TASK INSTRUCTIONS - In your copy, leave out the pictures and repeat the entries below exactly.

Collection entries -
■ ■ ■ ■ ■ ■ ■
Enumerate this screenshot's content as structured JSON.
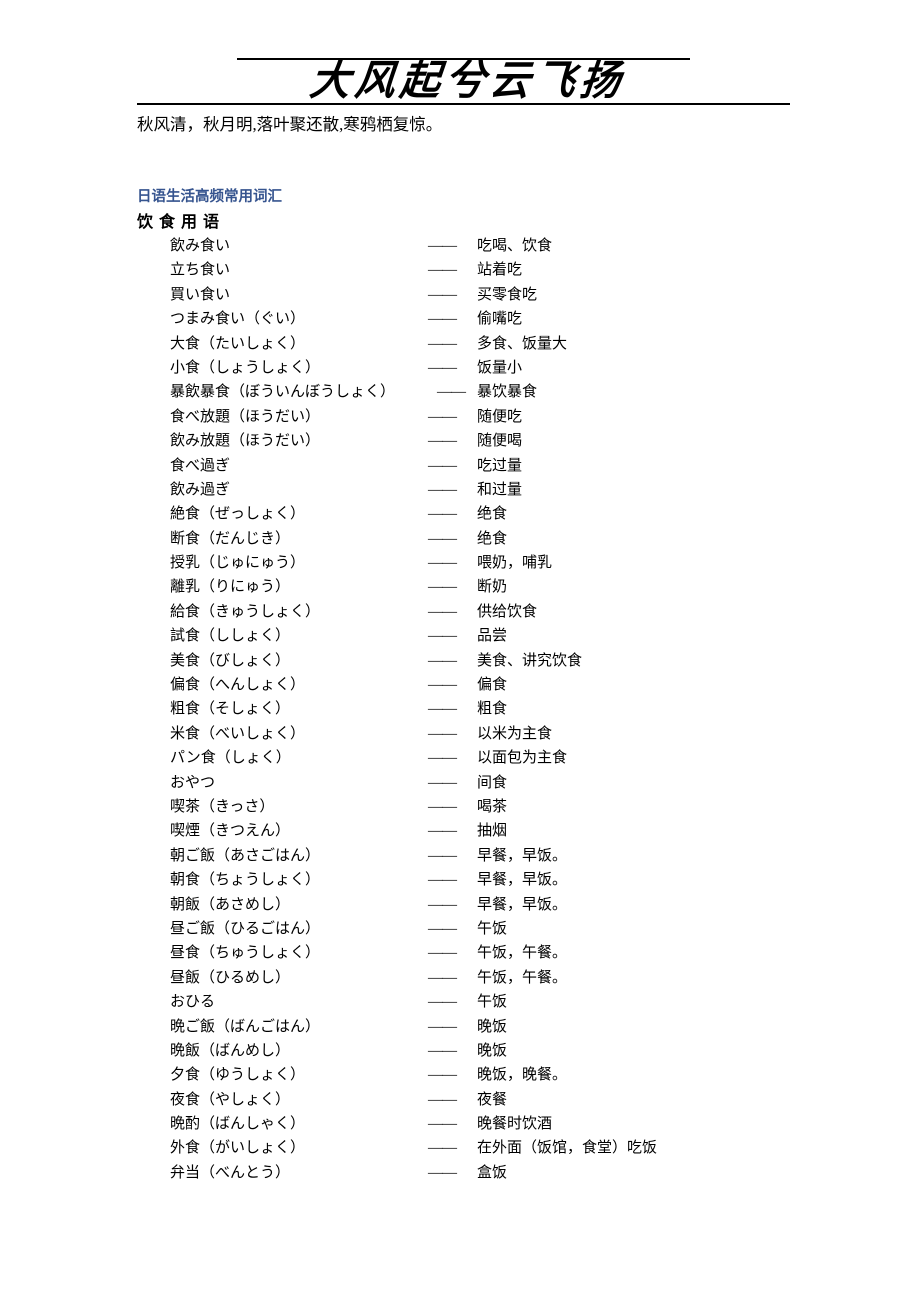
{
  "banner": {
    "title": "大风起兮云飞扬",
    "poem": "秋风清，秋月明,落叶聚还散,寒鸦栖复惊。",
    "title_color": "#000000"
  },
  "section": {
    "title": "日语生活高频常用词汇",
    "title_color": "#36548F",
    "subtitle": "饮食用语"
  },
  "list": {
    "separator": "——",
    "entries": [
      {
        "jp": "飲み食い",
        "zh": "吃喝、饮食",
        "shift": false
      },
      {
        "jp": "立ち食い",
        "zh": "站着吃",
        "shift": false
      },
      {
        "jp": "買い食い",
        "zh": "买零食吃",
        "shift": false
      },
      {
        "jp": "つまみ食い（ぐい）",
        "zh": "偷嘴吃",
        "shift": false
      },
      {
        "jp": "大食（たいしょく）",
        "zh": "多食、饭量大",
        "shift": false
      },
      {
        "jp": "小食（しょうしょく）",
        "zh": "饭量小",
        "shift": false
      },
      {
        "jp": "暴飲暴食（ぼういんぼうしょく）",
        "zh": "暴饮暴食",
        "shift": true
      },
      {
        "jp": "食べ放題（ほうだい）",
        "zh": "随便吃",
        "shift": false
      },
      {
        "jp": "飲み放題（ほうだい）",
        "zh": "随便喝",
        "shift": false
      },
      {
        "jp": "食べ過ぎ",
        "zh": "吃过量",
        "shift": false
      },
      {
        "jp": "飲み過ぎ",
        "zh": "和过量",
        "shift": false
      },
      {
        "jp": "絶食（ぜっしょく）",
        "zh": "绝食",
        "shift": false
      },
      {
        "jp": "断食（だんじき）",
        "zh": "绝食",
        "shift": false
      },
      {
        "jp": "授乳（じゅにゅう）",
        "zh": "喂奶，哺乳",
        "shift": false
      },
      {
        "jp": "離乳（りにゅう）",
        "zh": "断奶",
        "shift": false
      },
      {
        "jp": "給食（きゅうしょく）",
        "zh": "供给饮食",
        "shift": false
      },
      {
        "jp": "試食（ししょく）",
        "zh": "品尝",
        "shift": false
      },
      {
        "jp": "美食（びしょく）",
        "zh": "美食、讲究饮食",
        "shift": false
      },
      {
        "jp": "偏食（へんしょく）",
        "zh": "偏食",
        "shift": false
      },
      {
        "jp": "粗食（そしょく）",
        "zh": "粗食",
        "shift": false
      },
      {
        "jp": "米食（べいしょく）",
        "zh": "以米为主食",
        "shift": false
      },
      {
        "jp": "パン食（しょく）",
        "zh": "以面包为主食",
        "shift": false
      },
      {
        "jp": "おやつ",
        "zh": "间食",
        "shift": false
      },
      {
        "jp": "喫茶（きっさ）",
        "zh": "喝茶",
        "shift": false
      },
      {
        "jp": "喫煙（きつえん）",
        "zh": "抽烟",
        "shift": false
      },
      {
        "jp": "朝ご飯（あさごはん）",
        "zh": "早餐，早饭。",
        "shift": false
      },
      {
        "jp": "朝食（ちょうしょく）",
        "zh": "早餐，早饭。",
        "shift": false
      },
      {
        "jp": "朝飯（あさめし）",
        "zh": "早餐，早饭。",
        "shift": false
      },
      {
        "jp": "昼ご飯（ひるごはん）",
        "zh": "午饭",
        "shift": false
      },
      {
        "jp": "昼食（ちゅうしょく）",
        "zh": "午饭，午餐。",
        "shift": false
      },
      {
        "jp": "昼飯（ひるめし）",
        "zh": "午饭，午餐。",
        "shift": false
      },
      {
        "jp": "おひる",
        "zh": "午饭",
        "shift": false
      },
      {
        "jp": "晩ご飯（ばんごはん）",
        "zh": "晚饭",
        "shift": false
      },
      {
        "jp": "晩飯（ばんめし）",
        "zh": "晚饭",
        "shift": false
      },
      {
        "jp": "夕食（ゆうしょく）",
        "zh": "晚饭，晚餐。",
        "shift": false
      },
      {
        "jp": "夜食（やしょく）",
        "zh": "夜餐",
        "shift": false
      },
      {
        "jp": "晩酌（ばんしゃく）",
        "zh": "晚餐时饮酒",
        "shift": false
      },
      {
        "jp": "外食（がいしょく）",
        "zh": "在外面（饭馆，食堂）吃饭",
        "shift": false
      },
      {
        "jp": "弁当（べんとう）",
        "zh": "盒饭",
        "shift": false
      }
    ]
  }
}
■ ■ ■ ■ ■ ■ ■
ANSWER IN FULL -
Enumerate this screenshot's content as structured JSON.
{
  "banner": {
    "title": "大风起兮云飞扬",
    "poem": "秋风清，秋月明,落叶聚还散,寒鸦栖复惊。",
    "title_color": "#000000"
  },
  "section": {
    "title": "日语生活高频常用词汇",
    "title_color": "#36548F",
    "subtitle": "饮食用语"
  },
  "list": {
    "separator": "——",
    "entries": [
      {
        "jp": "飲み食い",
        "zh": "吃喝、饮食",
        "shift": false
      },
      {
        "jp": "立ち食い",
        "zh": "站着吃",
        "shift": false
      },
      {
        "jp": "買い食い",
        "zh": "买零食吃",
        "shift": false
      },
      {
        "jp": "つまみ食い（ぐい）",
        "zh": "偷嘴吃",
        "shift": false
      },
      {
        "jp": "大食（たいしょく）",
        "zh": "多食、饭量大",
        "shift": false
      },
      {
        "jp": "小食（しょうしょく）",
        "zh": "饭量小",
        "shift": false
      },
      {
        "jp": "暴飲暴食（ぼういんぼうしょく）",
        "zh": "暴饮暴食",
        "shift": true
      },
      {
        "jp": "食べ放題（ほうだい）",
        "zh": "随便吃",
        "shift": false
      },
      {
        "jp": "飲み放題（ほうだい）",
        "zh": "随便喝",
        "shift": false
      },
      {
        "jp": "食べ過ぎ",
        "zh": "吃过量",
        "shift": false
      },
      {
        "jp": "飲み過ぎ",
        "zh": "和过量",
        "shift": false
      },
      {
        "jp": "絶食（ぜっしょく）",
        "zh": "绝食",
        "shift": false
      },
      {
        "jp": "断食（だんじき）",
        "zh": "绝食",
        "shift": false
      },
      {
        "jp": "授乳（じゅにゅう）",
        "zh": "喂奶，哺乳",
        "shift": false
      },
      {
        "jp": "離乳（りにゅう）",
        "zh": "断奶",
        "shift": false
      },
      {
        "jp": "給食（きゅうしょく）",
        "zh": "供给饮食",
        "shift": false
      },
      {
        "jp": "試食（ししょく）",
        "zh": "品尝",
        "shift": false
      },
      {
        "jp": "美食（びしょく）",
        "zh": "美食、讲究饮食",
        "shift": false
      },
      {
        "jp": "偏食（へんしょく）",
        "zh": "偏食",
        "shift": false
      },
      {
        "jp": "粗食（そしょく）",
        "zh": "粗食",
        "shift": false
      },
      {
        "jp": "米食（べいしょく）",
        "zh": "以米为主食",
        "shift": false
      },
      {
        "jp": "パン食（しょく）",
        "zh": "以面包为主食",
        "shift": false
      },
      {
        "jp": "おやつ",
        "zh": "间食",
        "shift": false
      },
      {
        "jp": "喫茶（きっさ）",
        "zh": "喝茶",
        "shift": false
      },
      {
        "jp": "喫煙（きつえん）",
        "zh": "抽烟",
        "shift": false
      },
      {
        "jp": "朝ご飯（あさごはん）",
        "zh": "早餐，早饭。",
        "shift": false
      },
      {
        "jp": "朝食（ちょうしょく）",
        "zh": "早餐，早饭。",
        "shift": false
      },
      {
        "jp": "朝飯（あさめし）",
        "zh": "早餐，早饭。",
        "shift": false
      },
      {
        "jp": "昼ご飯（ひるごはん）",
        "zh": "午饭",
        "shift": false
      },
      {
        "jp": "昼食（ちゅうしょく）",
        "zh": "午饭，午餐。",
        "shift": false
      },
      {
        "jp": "昼飯（ひるめし）",
        "zh": "午饭，午餐。",
        "shift": false
      },
      {
        "jp": "おひる",
        "zh": "午饭",
        "shift": false
      },
      {
        "jp": "晩ご飯（ばんごはん）",
        "zh": "晚饭",
        "shift": false
      },
      {
        "jp": "晩飯（ばんめし）",
        "zh": "晚饭",
        "shift": false
      },
      {
        "jp": "夕食（ゆうしょく）",
        "zh": "晚饭，晚餐。",
        "shift": false
      },
      {
        "jp": "夜食（やしょく）",
        "zh": "夜餐",
        "shift": false
      },
      {
        "jp": "晩酌（ばんしゃく）",
        "zh": "晚餐时饮酒",
        "shift": false
      },
      {
        "jp": "外食（がいしょく）",
        "zh": "在外面（饭馆，食堂）吃饭",
        "shift": false
      },
      {
        "jp": "弁当（べんとう）",
        "zh": "盒饭",
        "shift": false
      }
    ]
  }
}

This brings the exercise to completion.